***** Exercise inputs *****

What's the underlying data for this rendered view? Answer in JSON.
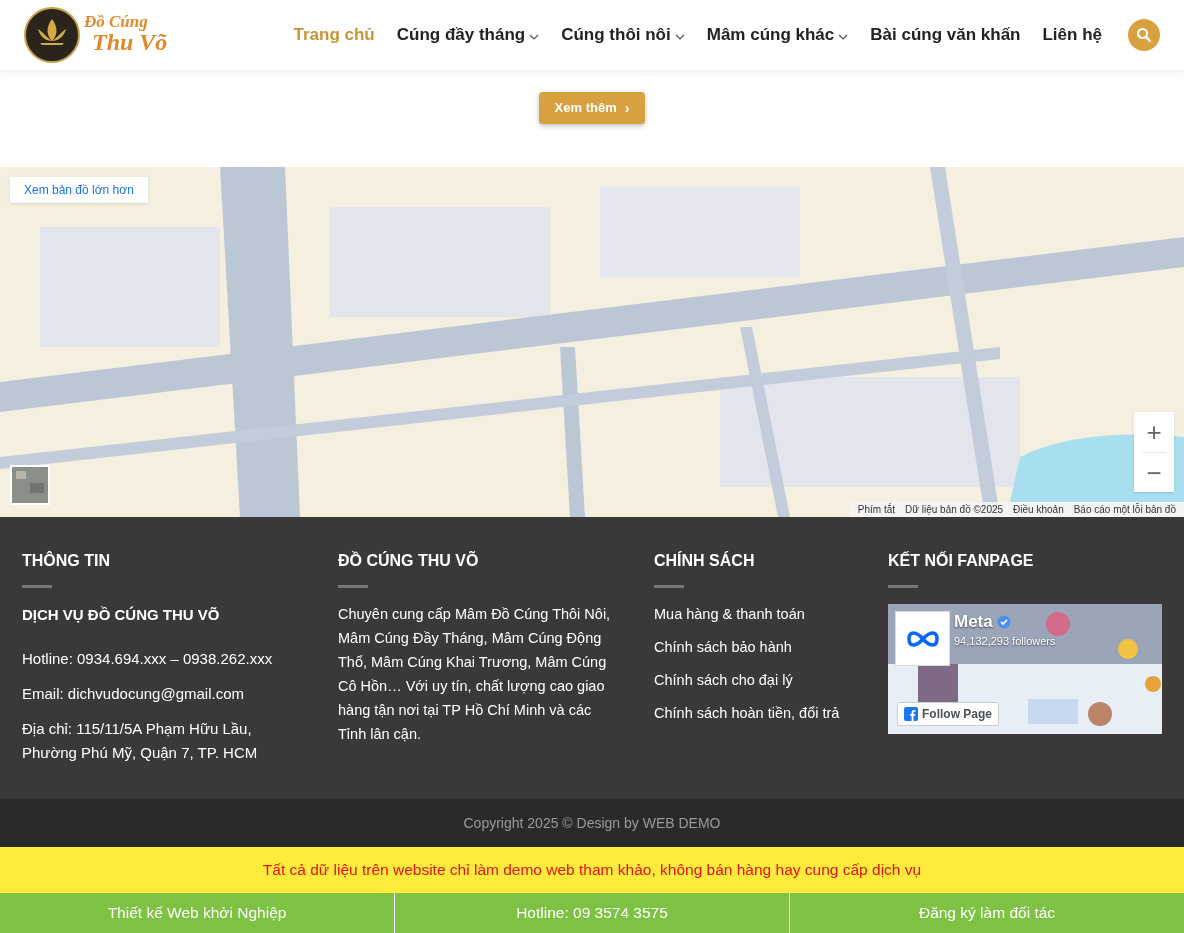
{
  "header": {
    "logo": {
      "line_1": "Đồ Cúng",
      "line_2": "Thu Võ"
    },
    "nav": [
      {
        "label": "Trang chủ",
        "selected": true,
        "dropdown": false
      },
      {
        "label": "Cúng đầy tháng",
        "selected": false,
        "dropdown": true
      },
      {
        "label": "Cúng thôi nôi",
        "selected": false,
        "dropdown": true
      },
      {
        "label": "Mâm cúng khác",
        "selected": false,
        "dropdown": true
      },
      {
        "label": "Bài cúng văn khấn",
        "selected": false,
        "dropdown": false
      },
      {
        "label": "Liên hệ",
        "selected": false,
        "dropdown": false
      }
    ]
  },
  "more_button": {
    "label": "Xem thêm",
    "arrow": "›"
  },
  "map": {
    "larger_map_link": "Xem bản đồ lớn hơn",
    "zoom_in": "+",
    "zoom_out": "−",
    "attribution": [
      "Phím tắt",
      "Dữ liệu bản đồ ©2025",
      "Điều khoản",
      "Báo cáo một lỗi bản đồ"
    ]
  },
  "footer": {
    "columns": [
      {
        "kind": "info",
        "title": "THÔNG TIN",
        "subtitle": "DỊCH VỤ ĐỒ CÚNG THU VÕ",
        "lines": [
          "Hotline: 0934.694.xxx – 0938.262.xxx",
          "Email: dichvudocung@gmail.com",
          "Địa chỉ: 115/11/5A Phạm Hữu Lầu, Phường Phú Mỹ, Quận 7, TP. HCM"
        ]
      },
      {
        "kind": "text",
        "title": "ĐỒ CÚNG THU VÕ",
        "text": "Chuyên cung cấp Mâm Đồ Cúng Thôi Nôi, Mâm Cúng Đầy Tháng, Mâm Cúng Động Thổ, Mâm Cúng Khai Trương, Mâm Cúng Cô Hồn… Với uy tín, chất lượng cao giao hàng tận nơi tại TP Hồ Chí Minh và các Tỉnh lân cận."
      },
      {
        "kind": "links",
        "title": "CHÍNH SÁCH",
        "links": [
          "Mua hàng & thanh toán",
          "Chính sách bảo hành",
          "Chính sách cho đại lý",
          "Chính sách hoàn tiền, đổi trả"
        ]
      },
      {
        "kind": "fanpage",
        "title": "KẾT NỐI FANPAGE",
        "page_name": "Meta",
        "followers": "94,132,293 followers",
        "follow_button": "Follow Page"
      }
    ],
    "copyright": "Copyright 2025 © Design by WEB DEMO"
  },
  "notice": "Tất cả dữ liệu trên website chỉ làm demo web tham khảo, không bán hàng hay cung cấp dịch vụ",
  "bottom_bar": [
    "Thiết kế Web khởi Nghiệp",
    "Hotline: 09 3574 3575",
    "Đăng ký làm đối tác"
  ]
}
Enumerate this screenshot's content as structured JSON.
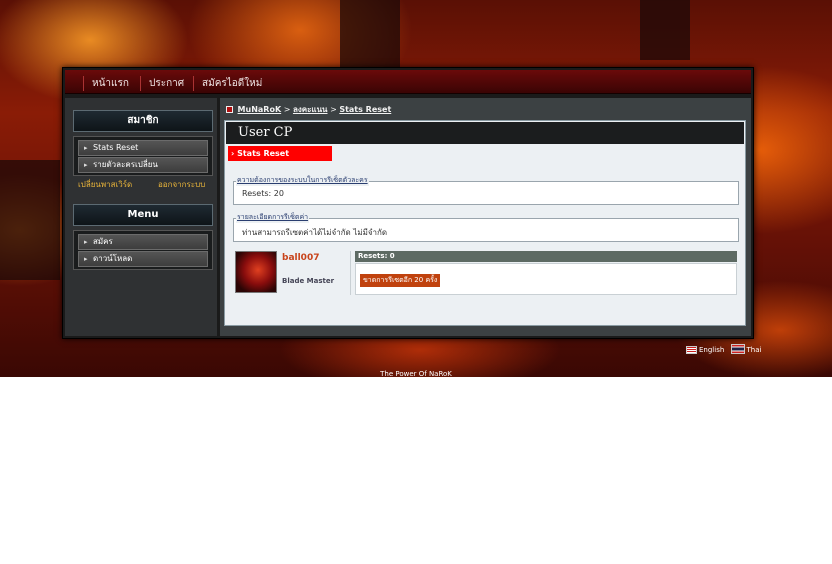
{
  "nav": {
    "items": [
      {
        "label": "หน้าแรก"
      },
      {
        "label": "ประกาศ"
      },
      {
        "label": "สมัครไอดีใหม่"
      }
    ]
  },
  "sidebar": {
    "member_title": "สมาชิก",
    "member_items": [
      {
        "label": "Stats Reset"
      },
      {
        "label": "รายตัวละครเปลี่ยน"
      }
    ],
    "member_links": {
      "left": "เปลี่ยนพาสเวิร์ด",
      "right": "ออกจากระบบ"
    },
    "menu_title": "Menu",
    "menu_items": [
      {
        "label": "สมัคร"
      },
      {
        "label": "ดาวน์โหลด"
      }
    ]
  },
  "breadcrumb": {
    "items": [
      "MuNaRoK",
      "ลงคะแนน",
      "Stats Reset"
    ],
    "separator": ">"
  },
  "main": {
    "title": "User CP",
    "active_tab": "Stats Reset",
    "section1": {
      "legend": "ความต้องการของระบบในการรีเซ็ตตัวละคร",
      "value": "Resets: 20"
    },
    "section2": {
      "legend": "รายละเอียดการรีเซ็ตค่า",
      "value": "ท่านสามารถรีเซตค่าได้ไม่จำกัด ไม่มีจำกัด"
    },
    "character": {
      "name": "ball007",
      "class": "Blade Master",
      "resets_label": "Resets: 0",
      "status": "ขาดการรีเซตอีก 20 ครั้ง"
    }
  },
  "languages": [
    {
      "label": "English",
      "icon": "flag-en-icon"
    },
    {
      "label": "Thai",
      "icon": "flag-th-icon"
    }
  ],
  "footer": {
    "text": "The Power Of NaRoK"
  },
  "colors": {
    "nav_bg": "#6a0a0a",
    "active_tab": "#ff0000",
    "accent_orange": "#c8431a",
    "panel_dark": "#1b1d1e"
  }
}
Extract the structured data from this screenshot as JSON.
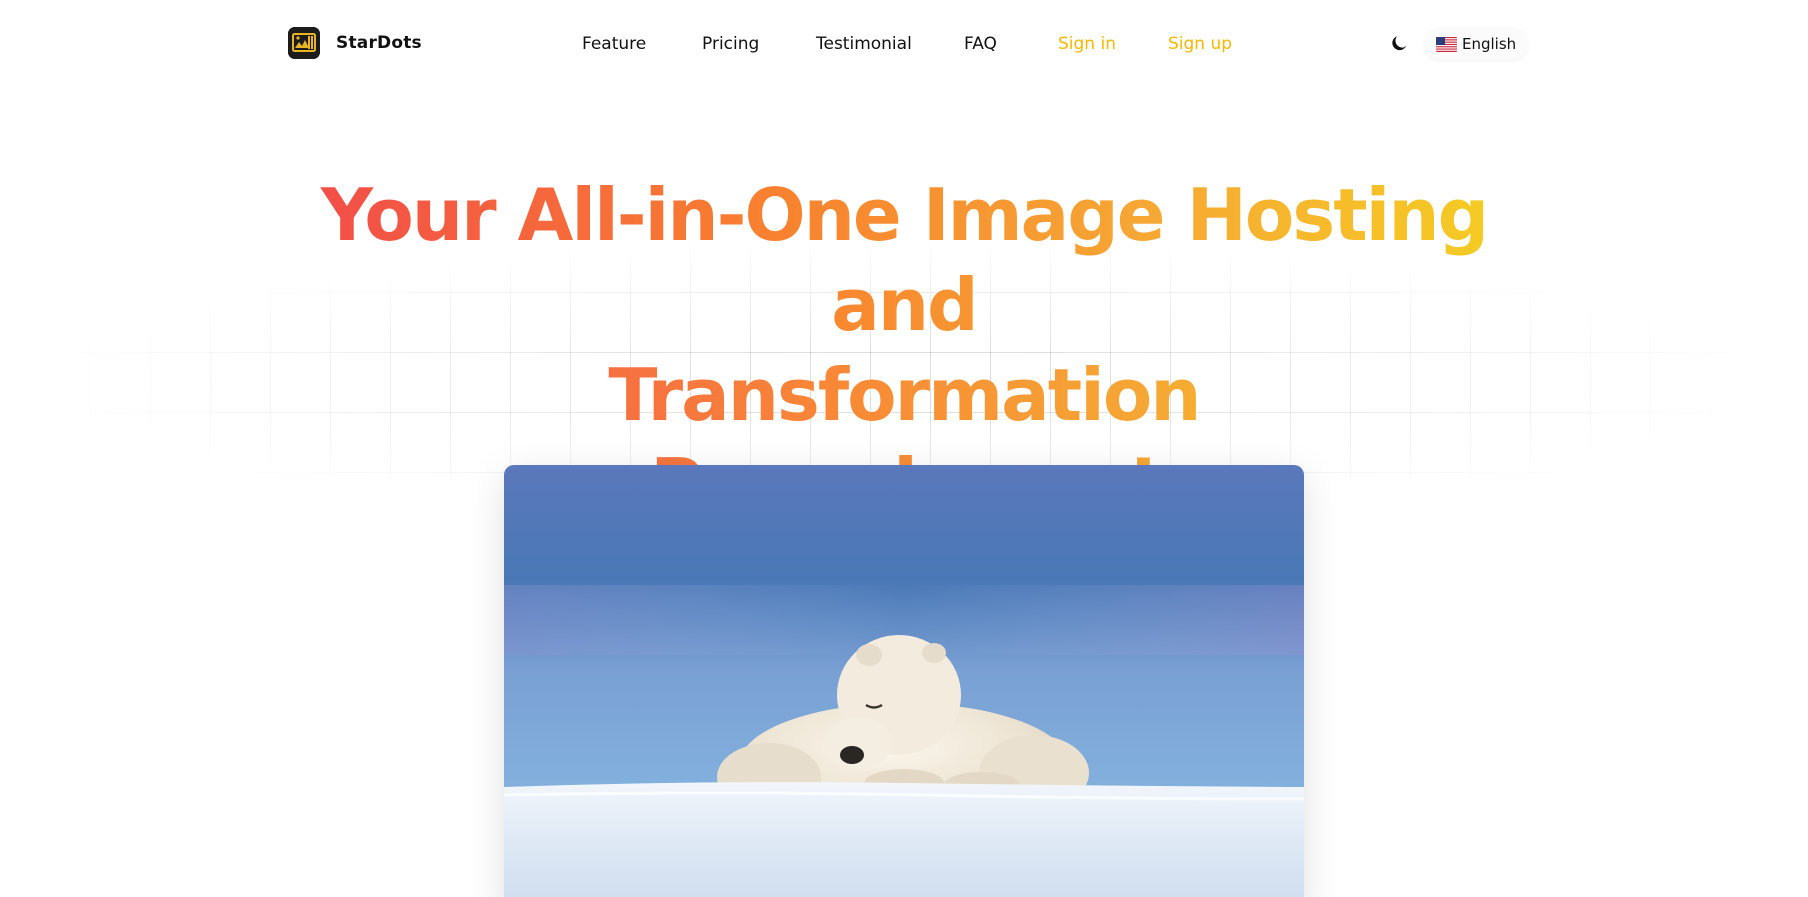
{
  "brand": {
    "name": "StarDots",
    "logo_icon": "stardots-logo-icon"
  },
  "nav": {
    "items": [
      {
        "label": "Feature"
      },
      {
        "label": "Pricing"
      },
      {
        "label": "Testimonial"
      },
      {
        "label": "FAQ"
      }
    ],
    "sign_in": "Sign in",
    "sign_up": "Sign up"
  },
  "controls": {
    "theme_icon": "moon-icon",
    "language": {
      "flag_icon": "us-flag-icon",
      "label": "English"
    }
  },
  "hero": {
    "title_line1": "Your All-in-One Image Hosting and",
    "title_line2": "Transformation Powerhouse!",
    "image_icon": "polar-bear-photo"
  },
  "colors": {
    "accent": "#f5b800",
    "gradient_start": "#f24a4a",
    "gradient_mid": "#f8822f",
    "gradient_end": "#f5cf22",
    "text": "#111111"
  }
}
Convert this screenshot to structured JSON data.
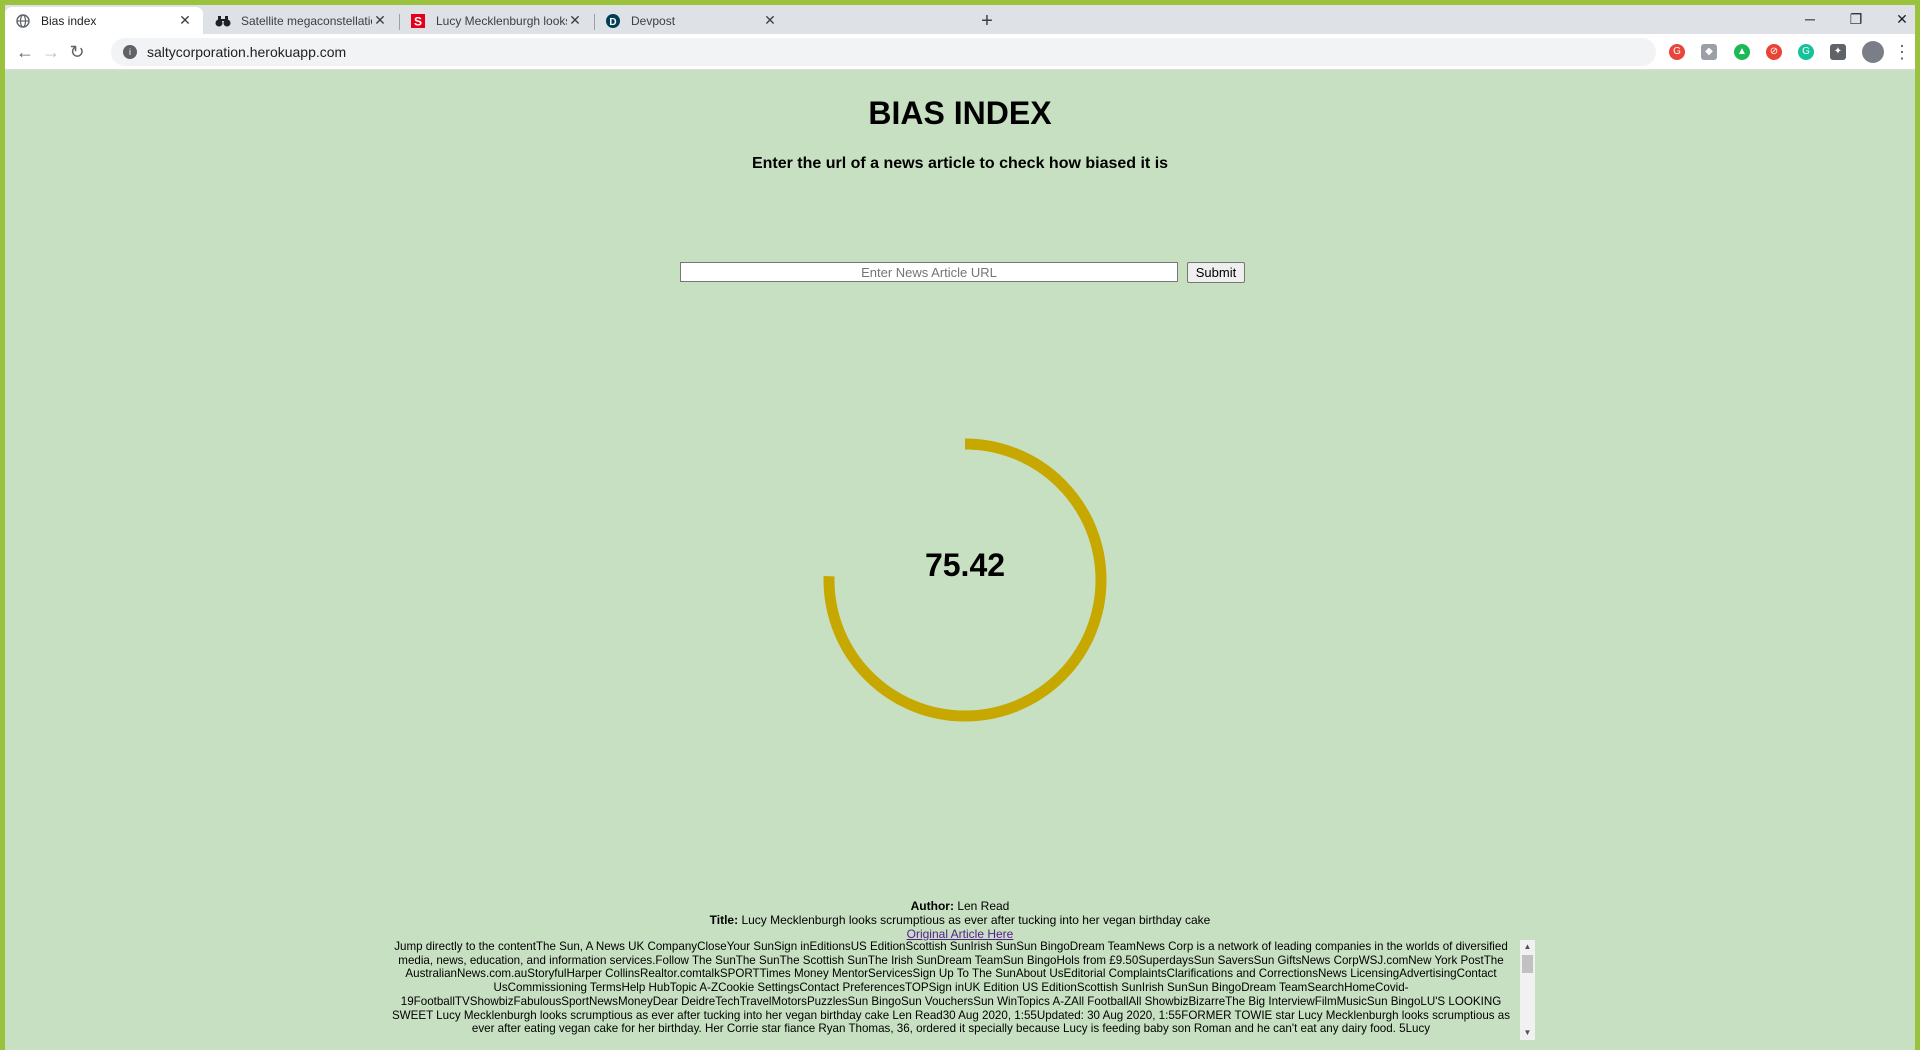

*****

### Exercise directions
Reproduce each record from above exactly; pictures do not belong in the copy.

### Output below
What's the underlying data for this rendered view? Answer in JSON.
{
  "header": {
    "logo": {
      "line_1": "Đồ Cúng",
      "line_2": "Thu Võ"
    },
    "nav": [
      {
        "label": "Trang chủ",
        "selected": true,
        "dropdown": false
      },
      {
        "label": "Cúng đầy tháng",
        "selected": false,
        "dropdown": true
      },
      {
        "label": "Cúng thôi nôi",
        "selected": false,
        "dropdown": true
      },
      {
        "label": "Mâm cúng khác",
        "selected": false,
        "dropdown": true
      },
      {
        "label": "Bài cúng văn khấn",
        "selected": false,
        "dropdown": false
      },
      {
        "label": "Liên hệ",
        "selected": false,
        "dropdown": false
      }
    ]
  },
  "more_button": {
    "label": "Xem thêm",
    "arrow": "›"
  },
  "map": {
    "larger_map_link": "Xem bản đồ lớn hơn",
    "zoom_in": "+",
    "zoom_out": "−",
    "attribution": [
      "Phím tắt",
      "Dữ liệu bản đồ ©2025",
      "Điều khoản",
      "Báo cáo một lỗi bản đồ"
    ]
  },
  "footer": {
    "columns": [
      {
        "kind": "info",
        "title": "THÔNG TIN",
        "subtitle": "DỊCH VỤ ĐỒ CÚNG THU VÕ",
        "lines": [
          "Hotline: 0934.694.xxx – 0938.262.xxx",
          "Email: dichvudocung@gmail.com",
          "Địa chỉ: 115/11/5A Phạm Hữu Lầu, Phường Phú Mỹ, Quận 7, TP. HCM"
        ]
      },
      {
        "kind": "text",
        "title": "ĐỒ CÚNG THU VÕ",
        "text": "Chuyên cung cấp Mâm Đồ Cúng Thôi Nôi, Mâm Cúng Đầy Tháng, Mâm Cúng Động Thổ, Mâm Cúng Khai Trương, Mâm Cúng Cô Hồn… Với uy tín, chất lượng cao giao hàng tận nơi tại TP Hồ Chí Minh và các Tỉnh lân cận."
      },
      {
        "kind": "links",
        "title": "CHÍNH SÁCH",
        "links": [
          "Mua hàng & thanh toán",
          "Chính sách bảo hành",
          "Chính sách cho đại lý",
          "Chính sách hoàn tiền, đổi trả"
        ]
      },
      {
        "kind": "fanpage",
        "title": "KẾT NỐI FANPAGE",
        "page_name": "Meta",
        "followers": "94,132,293 followers",
        "follow_button": "Follow Page"
      }
    ],
    "copyright": "Copyright 2025 © Design by WEB DEMO"
  },
  "notice": "Tất cả dữ liệu trên website chỉ làm demo web tham khảo, không bán hàng hay cung cấp dịch vụ",
  "bottom_bar": [
    "Thiết kế Web khởi Nghiệp",
    "Hotline: 09 3574 3575",
    "Đăng ký làm đối tác"
  ]
}
Enumerate this screenshot's content as structured JSON.
{
  "nav": {
    "items": [
      {
        "label": "หน้าแรก"
      },
      {
        "label": "ประกาศ"
      },
      {
        "label": "สมัครไอดีใหม่"
      }
    ]
  },
  "sidebar": {
    "member_title": "สมาชิก",
    "member_items": [
      {
        "label": "Stats Reset"
      },
      {
        "label": "รายตัวละครเปลี่ยน"
      }
    ],
    "member_links": {
      "left": "เปลี่ยนพาสเวิร์ด",
      "right": "ออกจากระบบ"
    },
    "menu_title": "Menu",
    "menu_items": [
      {
        "label": "สมัคร"
      },
      {
        "label": "ดาวน์โหลด"
      }
    ]
  },
  "breadcrumb": {
    "items": [
      "MuNaRoK",
      "ลงคะแนน",
      "Stats Reset"
    ],
    "separator": ">"
  },
  "main": {
    "title": "User CP",
    "active_tab": "Stats Reset",
    "section1": {
      "legend": "ความต้องการของระบบในการรีเซ็ตตัวละคร",
      "value": "Resets: 20"
    },
    "section2": {
      "legend": "รายละเอียดการรีเซ็ตค่า",
      "value": "ท่านสามารถรีเซตค่าได้ไม่จำกัด ไม่มีจำกัด"
    },
    "character": {
      "name": "ball007",
      "class": "Blade Master",
      "resets_label": "Resets: 0",
      "status": "ขาดการรีเซตอีก 20 ครั้ง"
    }
  },
  "languages": [
    {
      "label": "English",
      "icon": "flag-en-icon"
    },
    {
      "label": "Thai",
      "icon": "flag-th-icon"
    }
  ],
  "footer": {
    "text": "The Power Of NaRoK"
  },
  "colors": {
    "nav_bg": "#6a0a0a",
    "active_tab": "#ff0000",
    "accent_orange": "#c8431a",
    "panel_dark": "#1b1d1e"
  }
}
Extract the structured data from this screenshot as JSON.
{
  "brand": {
    "name": "StarDots",
    "logo_icon": "stardots-logo-icon"
  },
  "nav": {
    "items": [
      {
        "label": "Feature"
      },
      {
        "label": "Pricing"
      },
      {
        "label": "Testimonial"
      },
      {
        "label": "FAQ"
      }
    ],
    "sign_in": "Sign in",
    "sign_up": "Sign up"
  },
  "controls": {
    "theme_icon": "moon-icon",
    "language": {
      "flag_icon": "us-flag-icon",
      "label": "English"
    }
  },
  "hero": {
    "title_line1": "Your All-in-One Image Hosting and",
    "title_line2": "Transformation Powerhouse!",
    "image_icon": "polar-bear-photo"
  },
  "colors": {
    "accent": "#f5b800",
    "gradient_start": "#f24a4a",
    "gradient_mid": "#f8822f",
    "gradient_end": "#f5cf22",
    "text": "#111111"
  }
}
Convert this screenshot to structured JSON data.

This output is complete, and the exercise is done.